**RECORD SET:**
== == ==

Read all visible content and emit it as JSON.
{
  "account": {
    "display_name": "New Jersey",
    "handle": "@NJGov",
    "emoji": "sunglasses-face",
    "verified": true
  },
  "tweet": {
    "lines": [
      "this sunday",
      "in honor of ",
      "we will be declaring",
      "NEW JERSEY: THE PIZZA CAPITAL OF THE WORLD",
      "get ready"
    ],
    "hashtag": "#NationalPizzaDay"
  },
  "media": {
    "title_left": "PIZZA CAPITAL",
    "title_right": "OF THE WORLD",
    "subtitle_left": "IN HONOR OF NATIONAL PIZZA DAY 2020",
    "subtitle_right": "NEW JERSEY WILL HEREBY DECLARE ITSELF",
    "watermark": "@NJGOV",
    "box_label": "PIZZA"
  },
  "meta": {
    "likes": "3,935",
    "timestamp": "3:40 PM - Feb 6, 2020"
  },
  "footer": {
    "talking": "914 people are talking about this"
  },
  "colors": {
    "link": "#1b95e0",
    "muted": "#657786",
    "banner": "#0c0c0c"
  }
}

== == ==

**EXERCISE:** Give the number of lines in the listing above that hold the string "WORLD", with nothing else.

**ANSWER TO THIS TASK:** 2